» **Stored data**
****

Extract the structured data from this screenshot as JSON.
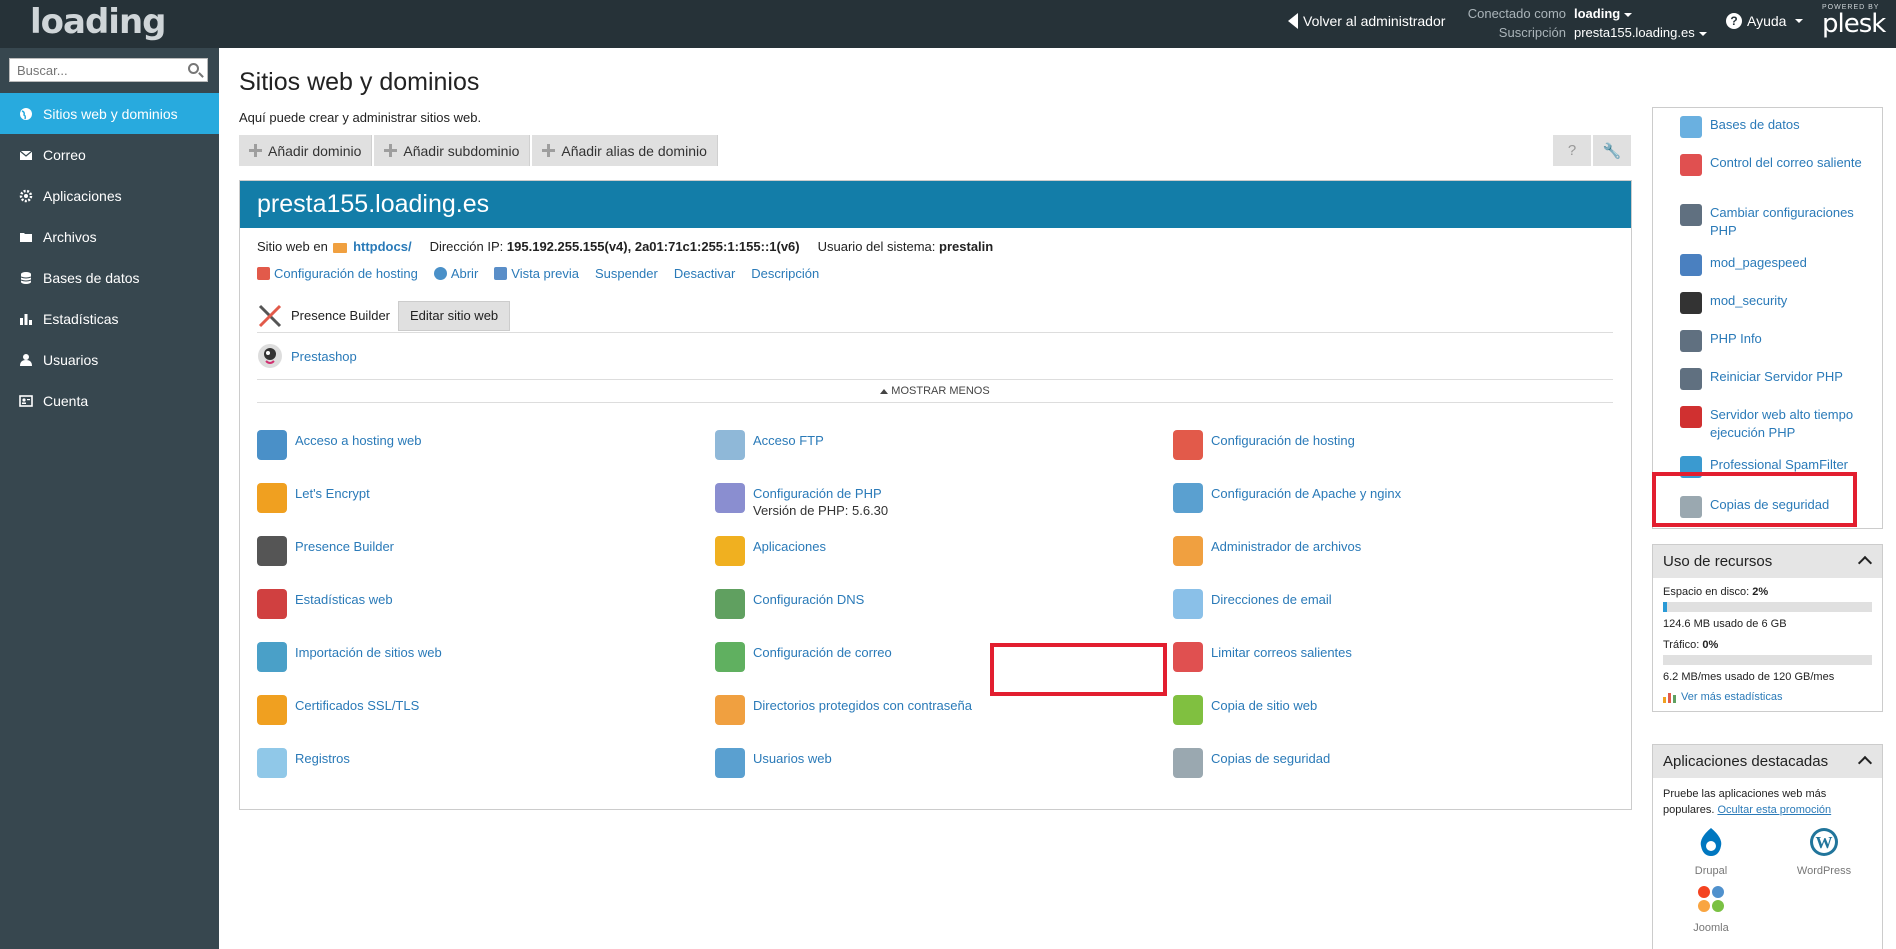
{
  "topbar": {
    "logo": "loading",
    "back_admin": "Volver al administrador",
    "connected_label": "Conectado como",
    "connected_user": "loading",
    "subscription_label": "Suscripción",
    "subscription_value": "presta155.loading.es",
    "help": "Ayuda",
    "powered_by": "POWERED BY",
    "brand": "plesk"
  },
  "sidebar": {
    "search_placeholder": "Buscar...",
    "items": [
      {
        "label": "Sitios web y dominios",
        "icon": "globe-icon",
        "active": true
      },
      {
        "label": "Correo",
        "icon": "envelope-icon"
      },
      {
        "label": "Aplicaciones",
        "icon": "gear-icon"
      },
      {
        "label": "Archivos",
        "icon": "folder-icon"
      },
      {
        "label": "Bases de datos",
        "icon": "database-icon"
      },
      {
        "label": "Estadísticas",
        "icon": "bar-chart-icon"
      },
      {
        "label": "Usuarios",
        "icon": "user-icon"
      },
      {
        "label": "Cuenta",
        "icon": "id-card-icon"
      }
    ]
  },
  "main": {
    "title": "Sitios web y dominios",
    "description": "Aquí puede crear y administrar sitios web.",
    "toolbar": [
      "Añadir dominio",
      "Añadir subdominio",
      "Añadir alias de dominio"
    ],
    "domain": {
      "name": "presta155.loading.es",
      "website_at_label": "Sitio web en",
      "website_folder": "httpdocs/",
      "ip_label": "Dirección IP:",
      "ip_value": "195.192.255.155(v4), 2a01:71c1:255:1:155::1(v6)",
      "sysuser_label": "Usuario del sistema:",
      "sysuser_value": "prestalin",
      "links": [
        "Configuración de hosting",
        "Abrir",
        "Vista previa",
        "Suspender",
        "Desactivar",
        "Descripción"
      ],
      "presence_builder": "Presence Builder",
      "edit_site": "Editar sitio web",
      "prestashop": "Prestashop",
      "show_less": "MOSTRAR MENOS"
    },
    "tools": [
      {
        "label": "Acceso a hosting web",
        "icon": "globe-flag-icon",
        "color": "#4a90c8"
      },
      {
        "label": "Acceso FTP",
        "icon": "ftp-icon",
        "color": "#8fb8d8"
      },
      {
        "label": "Configuración de hosting",
        "icon": "hosting-config-icon",
        "color": "#e25a4a"
      },
      {
        "label": "Let's Encrypt",
        "icon": "lock-icon",
        "color": "#f0a020"
      },
      {
        "label": "Configuración de PHP",
        "sub": "Versión de PHP: 5.6.30",
        "icon": "php-icon",
        "color": "#8a8ed0"
      },
      {
        "label": "Configuración de Apache y nginx",
        "icon": "apache-icon",
        "color": "#5aa0d0"
      },
      {
        "label": "Presence Builder",
        "icon": "tools-icon",
        "color": "#555555"
      },
      {
        "label": "Aplicaciones",
        "icon": "gear-icon",
        "color": "#f0b020"
      },
      {
        "label": "Administrador de archivos",
        "icon": "folder-icon",
        "color": "#f0a040"
      },
      {
        "label": "Estadísticas web",
        "icon": "bar-chart-icon",
        "color": "#d04040"
      },
      {
        "label": "Configuración DNS",
        "icon": "dns-flags-icon",
        "color": "#60a060"
      },
      {
        "label": "Direcciones de email",
        "icon": "envelope-icon",
        "color": "#8ac0e8"
      },
      {
        "label": "Importación de sitios web",
        "icon": "import-icon",
        "color": "#4aa0c8"
      },
      {
        "label": "Configuración de correo",
        "icon": "mail-config-icon",
        "color": "#60b060"
      },
      {
        "label": "Limitar correos salientes",
        "icon": "mail-limit-icon",
        "color": "#e05050"
      },
      {
        "label": "Certificados SSL/TLS",
        "icon": "certificate-icon",
        "color": "#f0a020"
      },
      {
        "label": "Directorios protegidos con contraseña",
        "icon": "protected-folder-icon",
        "color": "#f0a040"
      },
      {
        "label": "Copia de sitio web",
        "icon": "copy-site-icon",
        "color": "#80c040"
      },
      {
        "label": "Registros",
        "icon": "logs-icon",
        "color": "#90c8e8"
      },
      {
        "label": "Usuarios web",
        "icon": "web-users-icon",
        "color": "#5aa0d0"
      },
      {
        "label": "Copias de seguridad",
        "icon": "backup-icon",
        "color": "#9aa8b0"
      }
    ]
  },
  "right": {
    "links": [
      {
        "label": "Bases de datos",
        "icon": "database-icon",
        "color": "#6ab0e0"
      },
      {
        "label": "Control del correo saliente",
        "icon": "mail-limit-icon",
        "color": "#e05050"
      },
      {
        "label": "Cambiar configuraciones PHP",
        "icon": "php-gear-icon",
        "color": "#607080"
      },
      {
        "label": "mod_pagespeed",
        "icon": "pagespeed-icon",
        "color": "#4a80c0"
      },
      {
        "label": "mod_security",
        "icon": "shield-icon",
        "color": "#333333"
      },
      {
        "label": "PHP Info",
        "icon": "php-info-icon",
        "color": "#607080"
      },
      {
        "label": "Reiniciar Servidor PHP",
        "icon": "php-restart-icon",
        "color": "#607080"
      },
      {
        "label": "Servidor web alto tiempo ejecución PHP",
        "icon": "stopwatch-icon",
        "color": "#d03030"
      },
      {
        "label": "Professional SpamFilter",
        "icon": "spamfilter-icon",
        "color": "#3a9ad0"
      },
      {
        "label": "Copias de seguridad",
        "icon": "backup-icon",
        "color": "#9aa8b0"
      }
    ],
    "resources": {
      "title": "Uso de recursos",
      "disk_label": "Espacio en disco:",
      "disk_pct": "2%",
      "disk_fraction": 0.02,
      "disk_detail": "124.6 MB usado de 6 GB",
      "traffic_label": "Tráfico:",
      "traffic_pct": "0%",
      "traffic_fraction": 0.0,
      "traffic_detail": "6.2 MB/mes usado de 120 GB/mes",
      "more_stats": "Ver más estadísticas"
    },
    "featured": {
      "title": "Aplicaciones destacadas",
      "text": "Pruebe las aplicaciones web más populares.",
      "hide_link": "Ocultar esta promoción",
      "apps": [
        {
          "label": "Drupal",
          "icon": "drupal-icon",
          "color": "#0077c0"
        },
        {
          "label": "WordPress",
          "icon": "wordpress-icon",
          "color": "#21759b"
        },
        {
          "label": "Joomla",
          "icon": "joomla-icon",
          "color": "#f44321"
        }
      ]
    }
  },
  "colors": {
    "topbar": "#263238",
    "sidebar": "#37474f",
    "active": "#28aade",
    "domain_header": "#137da8",
    "highlight": "#e21e2f",
    "link": "#2a7ab8"
  }
}
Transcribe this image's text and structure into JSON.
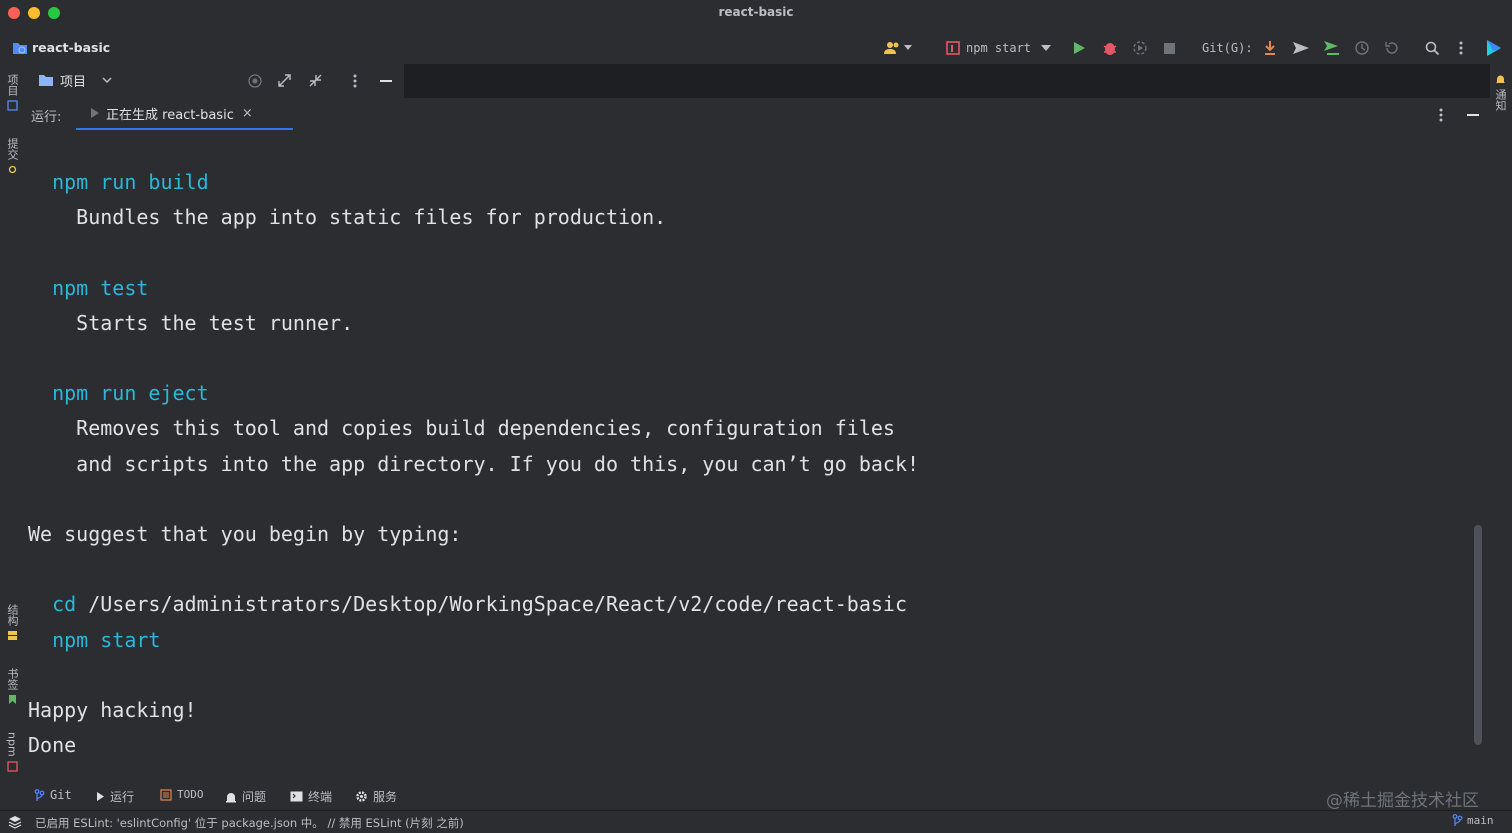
{
  "window": {
    "title": "react-basic"
  },
  "toolbar": {
    "project": "react-basic",
    "run_config": "npm start",
    "git_label": "Git(G):"
  },
  "project_panel": {
    "title": "项目"
  },
  "left_strip": {
    "project": "项目",
    "commit": "提交",
    "structure": "结构",
    "bookmarks": "书签",
    "npm": "npm"
  },
  "right_strip": {
    "notifications": "通知"
  },
  "run_panel": {
    "label": "运行:",
    "tab": "正在生成 react-basic",
    "tab_close": "×"
  },
  "console": {
    "lines": [
      {
        "text": "  npm run build",
        "color": "cyan"
      },
      {
        "text": "    Bundles the app into static files for production.",
        "color": "default"
      },
      {
        "text": "",
        "color": "default"
      },
      {
        "text": "  npm test",
        "color": "cyan"
      },
      {
        "text": "    Starts the test runner.",
        "color": "default"
      },
      {
        "text": "",
        "color": "default"
      },
      {
        "text": "  npm run eject",
        "color": "cyan"
      },
      {
        "text": "    Removes this tool and copies build dependencies, configuration files",
        "color": "default"
      },
      {
        "text": "    and scripts into the app directory. If you do this, you can’t go back!",
        "color": "default"
      },
      {
        "text": "",
        "color": "default"
      },
      {
        "text": "We suggest that you begin by typing:",
        "color": "default"
      },
      {
        "text": "",
        "color": "default"
      },
      {
        "text": "  cd",
        "color": "cyan",
        "rest": " /Users/administrators/Desktop/WorkingSpace/React/v2/code/react-basic"
      },
      {
        "text": "  npm start",
        "color": "cyan"
      },
      {
        "text": "",
        "color": "default"
      },
      {
        "text": "Happy hacking!",
        "color": "default"
      },
      {
        "text": "Done",
        "color": "default"
      }
    ]
  },
  "bottom_tools": {
    "git": "Git",
    "run": "运行",
    "todo": "TODO",
    "problems": "问题",
    "terminal": "终端",
    "services": "服务"
  },
  "status_bar": {
    "message": "已启用 ESLint: 'eslintConfig' 位于 package.json 中。 // 禁用 ESLint (片刻 之前)",
    "branch": "main"
  },
  "watermark": "@稀土掘金技术社区",
  "colors": {
    "accent": "#3574f0",
    "cyan": "#29b8db",
    "run_green": "#5fb865",
    "debug_red": "#e55765",
    "git_orange": "#e08855"
  }
}
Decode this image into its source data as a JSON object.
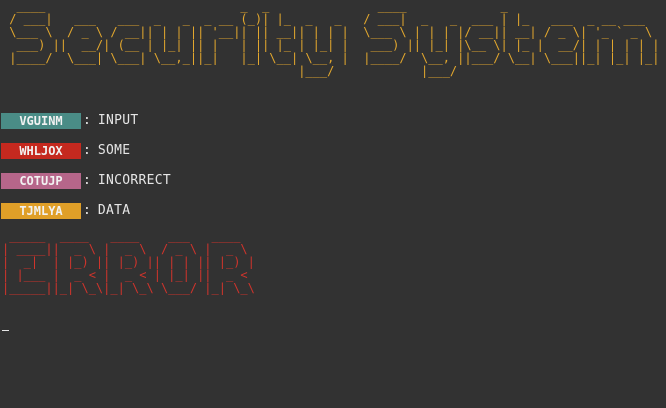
{
  "header": {
    "ascii_art": "  ____                           _  _               ____             _                   \n / ___|   ___   ___  _   _  _ __ (_)| |_  _   _   / ___|  _   _  ___ | |_   ___  _ __ ___  \n \\___ \\  / _ \\ / __|| | | || '__|| || __|| | | |  \\___ \\ | | | |/ __|| __| / _ \\| '_ ` _ \\ \n  ___) ||  __/| (__ | |_| || |   | || |_ | |_| |   ___) || |_| |\\__ \\| |_ |  __/| | | | | |\n |____/  \\___| \\___| \\__,_||_|   |_| \\__| \\__, |  |____/  \\__, ||___/ \\__| \\___||_| |_| |_|\n                                         |___/            |___/                          ",
    "title": "Security System"
  },
  "legend": [
    {
      "code": "VGUINM",
      "separator": ":",
      "word": "INPUT",
      "color": "#4a8c86"
    },
    {
      "code": "WHLJOX",
      "separator": ":",
      "word": "SOME",
      "color": "#c5291f"
    },
    {
      "code": "COTUJP",
      "separator": ":",
      "word": "INCORRECT",
      "color": "#b6668a"
    },
    {
      "code": "TJMLYA",
      "separator": ":",
      "word": "DATA",
      "color": "#e09f28"
    }
  ],
  "error": {
    "ascii_art": " _____  ____   ____    ___   ____  \n| ____||  _ \\ |  _ \\  / _ \\ |  _ \\ \n|  _|  | |_) || |_) || | | || |_) |\n| |___ |  _ < |  _ < | |_| ||  _ < \n|_____||_| \\_\\|_| \\_\\ \\___/ |_| \\_\\",
    "text": "ERROR"
  },
  "prompt": {
    "cursor": "_"
  }
}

****

» **Problem statement**
Tally how many lines of the material contain the word "gear". The answer must be the number and nothing else.

» **Task output**
3